Exercise description: Count the lines below that contain "source". Give only the number.

Data in this exercise:

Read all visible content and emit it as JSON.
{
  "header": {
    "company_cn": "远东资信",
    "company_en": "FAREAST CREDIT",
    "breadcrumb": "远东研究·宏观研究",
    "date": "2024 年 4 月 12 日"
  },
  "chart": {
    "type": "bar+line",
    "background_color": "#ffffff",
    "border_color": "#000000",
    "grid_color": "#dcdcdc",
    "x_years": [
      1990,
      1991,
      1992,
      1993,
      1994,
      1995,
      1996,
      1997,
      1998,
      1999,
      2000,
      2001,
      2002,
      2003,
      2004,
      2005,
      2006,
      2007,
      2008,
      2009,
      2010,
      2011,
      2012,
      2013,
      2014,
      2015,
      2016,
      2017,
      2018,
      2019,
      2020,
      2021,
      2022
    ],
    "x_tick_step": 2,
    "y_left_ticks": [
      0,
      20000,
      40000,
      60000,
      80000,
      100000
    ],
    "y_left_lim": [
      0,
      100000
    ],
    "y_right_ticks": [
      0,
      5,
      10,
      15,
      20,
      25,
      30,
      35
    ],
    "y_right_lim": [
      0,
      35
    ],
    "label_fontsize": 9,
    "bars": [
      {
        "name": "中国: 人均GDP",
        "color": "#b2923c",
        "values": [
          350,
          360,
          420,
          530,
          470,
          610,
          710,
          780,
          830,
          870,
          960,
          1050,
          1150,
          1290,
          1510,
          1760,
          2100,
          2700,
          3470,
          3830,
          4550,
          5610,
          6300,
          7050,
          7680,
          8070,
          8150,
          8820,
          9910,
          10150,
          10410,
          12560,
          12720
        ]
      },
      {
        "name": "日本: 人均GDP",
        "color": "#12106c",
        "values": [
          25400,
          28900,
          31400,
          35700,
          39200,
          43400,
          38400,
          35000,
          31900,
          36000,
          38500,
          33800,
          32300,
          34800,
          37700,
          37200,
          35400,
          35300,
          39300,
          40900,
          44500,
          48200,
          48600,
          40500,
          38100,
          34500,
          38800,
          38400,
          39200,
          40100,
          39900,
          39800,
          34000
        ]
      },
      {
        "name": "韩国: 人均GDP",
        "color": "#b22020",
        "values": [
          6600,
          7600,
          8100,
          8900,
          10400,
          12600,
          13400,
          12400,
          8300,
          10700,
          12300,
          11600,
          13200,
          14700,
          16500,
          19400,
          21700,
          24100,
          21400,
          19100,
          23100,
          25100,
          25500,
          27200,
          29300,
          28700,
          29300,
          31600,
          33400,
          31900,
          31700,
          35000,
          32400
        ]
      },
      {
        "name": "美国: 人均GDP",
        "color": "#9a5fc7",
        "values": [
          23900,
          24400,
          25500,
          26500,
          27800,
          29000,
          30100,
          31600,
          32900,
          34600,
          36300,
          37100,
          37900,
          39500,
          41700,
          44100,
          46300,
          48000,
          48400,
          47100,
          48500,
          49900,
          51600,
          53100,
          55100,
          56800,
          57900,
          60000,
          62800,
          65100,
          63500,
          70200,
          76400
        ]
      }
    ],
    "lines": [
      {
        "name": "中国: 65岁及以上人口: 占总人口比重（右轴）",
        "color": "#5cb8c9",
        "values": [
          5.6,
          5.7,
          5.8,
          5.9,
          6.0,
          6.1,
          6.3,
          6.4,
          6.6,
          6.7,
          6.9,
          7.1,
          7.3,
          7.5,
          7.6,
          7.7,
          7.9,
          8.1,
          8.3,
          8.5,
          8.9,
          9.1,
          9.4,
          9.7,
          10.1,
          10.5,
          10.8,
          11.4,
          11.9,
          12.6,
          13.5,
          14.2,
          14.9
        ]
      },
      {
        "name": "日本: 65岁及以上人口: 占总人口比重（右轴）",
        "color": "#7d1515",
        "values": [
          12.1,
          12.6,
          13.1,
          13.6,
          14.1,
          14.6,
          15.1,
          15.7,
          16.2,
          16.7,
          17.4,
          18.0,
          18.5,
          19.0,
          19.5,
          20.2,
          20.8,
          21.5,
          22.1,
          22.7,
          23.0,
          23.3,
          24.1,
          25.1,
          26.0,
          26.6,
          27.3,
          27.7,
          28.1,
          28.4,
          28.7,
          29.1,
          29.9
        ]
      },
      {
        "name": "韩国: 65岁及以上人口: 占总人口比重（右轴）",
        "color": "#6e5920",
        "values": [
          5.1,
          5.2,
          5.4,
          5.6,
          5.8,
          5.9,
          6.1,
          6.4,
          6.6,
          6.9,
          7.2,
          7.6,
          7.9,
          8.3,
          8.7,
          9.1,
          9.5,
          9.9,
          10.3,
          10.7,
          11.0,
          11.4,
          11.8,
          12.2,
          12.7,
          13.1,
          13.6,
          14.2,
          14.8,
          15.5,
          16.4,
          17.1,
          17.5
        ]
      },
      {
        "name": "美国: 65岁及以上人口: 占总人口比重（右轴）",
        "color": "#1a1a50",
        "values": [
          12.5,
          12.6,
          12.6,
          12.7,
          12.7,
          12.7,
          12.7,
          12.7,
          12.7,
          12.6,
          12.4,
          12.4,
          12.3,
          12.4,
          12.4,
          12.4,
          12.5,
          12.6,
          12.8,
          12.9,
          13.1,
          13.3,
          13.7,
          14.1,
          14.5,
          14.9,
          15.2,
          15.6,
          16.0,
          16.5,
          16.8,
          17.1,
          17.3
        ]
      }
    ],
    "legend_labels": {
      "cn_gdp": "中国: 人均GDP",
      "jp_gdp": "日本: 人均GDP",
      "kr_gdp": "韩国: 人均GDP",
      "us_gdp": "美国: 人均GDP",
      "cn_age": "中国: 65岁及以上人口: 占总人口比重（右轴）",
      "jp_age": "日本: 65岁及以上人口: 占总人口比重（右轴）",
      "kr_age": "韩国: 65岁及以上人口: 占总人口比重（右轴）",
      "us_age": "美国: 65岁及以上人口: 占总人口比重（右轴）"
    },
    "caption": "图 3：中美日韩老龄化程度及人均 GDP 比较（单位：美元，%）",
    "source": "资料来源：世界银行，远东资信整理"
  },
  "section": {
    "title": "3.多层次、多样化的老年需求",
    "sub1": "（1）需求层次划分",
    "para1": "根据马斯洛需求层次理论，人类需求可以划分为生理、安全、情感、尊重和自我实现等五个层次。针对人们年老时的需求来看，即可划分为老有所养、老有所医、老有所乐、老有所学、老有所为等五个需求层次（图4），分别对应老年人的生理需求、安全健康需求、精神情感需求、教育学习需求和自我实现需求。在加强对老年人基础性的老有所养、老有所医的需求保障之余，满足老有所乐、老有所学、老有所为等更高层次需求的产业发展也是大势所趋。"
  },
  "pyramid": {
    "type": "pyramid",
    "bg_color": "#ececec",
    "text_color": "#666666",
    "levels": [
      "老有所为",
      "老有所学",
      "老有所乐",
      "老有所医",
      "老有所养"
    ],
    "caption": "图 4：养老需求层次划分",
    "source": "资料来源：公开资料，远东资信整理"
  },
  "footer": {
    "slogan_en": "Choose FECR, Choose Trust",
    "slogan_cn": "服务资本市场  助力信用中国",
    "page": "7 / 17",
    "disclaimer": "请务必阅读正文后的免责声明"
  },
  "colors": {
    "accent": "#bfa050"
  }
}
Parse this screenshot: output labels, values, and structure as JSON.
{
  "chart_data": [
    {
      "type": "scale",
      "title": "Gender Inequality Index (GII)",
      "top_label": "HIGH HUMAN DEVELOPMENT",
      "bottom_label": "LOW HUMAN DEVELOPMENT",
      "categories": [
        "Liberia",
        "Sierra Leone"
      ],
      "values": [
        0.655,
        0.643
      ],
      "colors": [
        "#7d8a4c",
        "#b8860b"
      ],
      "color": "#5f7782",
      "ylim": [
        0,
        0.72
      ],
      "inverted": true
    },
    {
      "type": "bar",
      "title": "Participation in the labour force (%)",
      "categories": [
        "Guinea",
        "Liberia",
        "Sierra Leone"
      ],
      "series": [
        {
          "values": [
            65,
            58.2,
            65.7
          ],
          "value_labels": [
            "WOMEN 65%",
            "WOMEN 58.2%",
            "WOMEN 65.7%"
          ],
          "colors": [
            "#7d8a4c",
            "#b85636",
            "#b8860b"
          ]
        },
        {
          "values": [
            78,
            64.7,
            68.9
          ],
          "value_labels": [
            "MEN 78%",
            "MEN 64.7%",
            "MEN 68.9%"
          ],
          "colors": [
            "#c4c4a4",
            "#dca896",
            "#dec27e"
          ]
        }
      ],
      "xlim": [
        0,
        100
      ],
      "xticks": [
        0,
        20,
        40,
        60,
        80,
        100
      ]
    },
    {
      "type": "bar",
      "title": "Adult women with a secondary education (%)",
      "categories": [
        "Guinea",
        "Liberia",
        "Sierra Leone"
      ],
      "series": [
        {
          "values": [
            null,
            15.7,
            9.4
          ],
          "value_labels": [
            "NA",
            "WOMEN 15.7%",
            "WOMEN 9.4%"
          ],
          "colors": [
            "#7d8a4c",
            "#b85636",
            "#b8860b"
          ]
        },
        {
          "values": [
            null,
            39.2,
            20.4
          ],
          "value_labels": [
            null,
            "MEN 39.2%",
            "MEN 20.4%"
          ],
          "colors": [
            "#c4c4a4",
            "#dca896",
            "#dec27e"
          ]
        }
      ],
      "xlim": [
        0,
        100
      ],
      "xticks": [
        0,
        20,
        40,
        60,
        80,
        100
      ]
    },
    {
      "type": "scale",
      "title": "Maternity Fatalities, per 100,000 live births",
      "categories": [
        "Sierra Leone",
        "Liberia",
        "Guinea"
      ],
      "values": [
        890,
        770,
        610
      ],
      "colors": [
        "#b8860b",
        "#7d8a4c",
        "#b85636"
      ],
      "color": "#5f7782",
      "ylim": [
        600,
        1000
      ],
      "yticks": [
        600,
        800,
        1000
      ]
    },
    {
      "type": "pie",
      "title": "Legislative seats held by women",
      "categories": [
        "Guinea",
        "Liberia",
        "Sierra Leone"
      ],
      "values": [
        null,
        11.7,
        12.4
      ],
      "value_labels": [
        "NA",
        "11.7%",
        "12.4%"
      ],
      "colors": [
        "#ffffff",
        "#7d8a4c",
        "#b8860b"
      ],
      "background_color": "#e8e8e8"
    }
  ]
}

Written answer: 2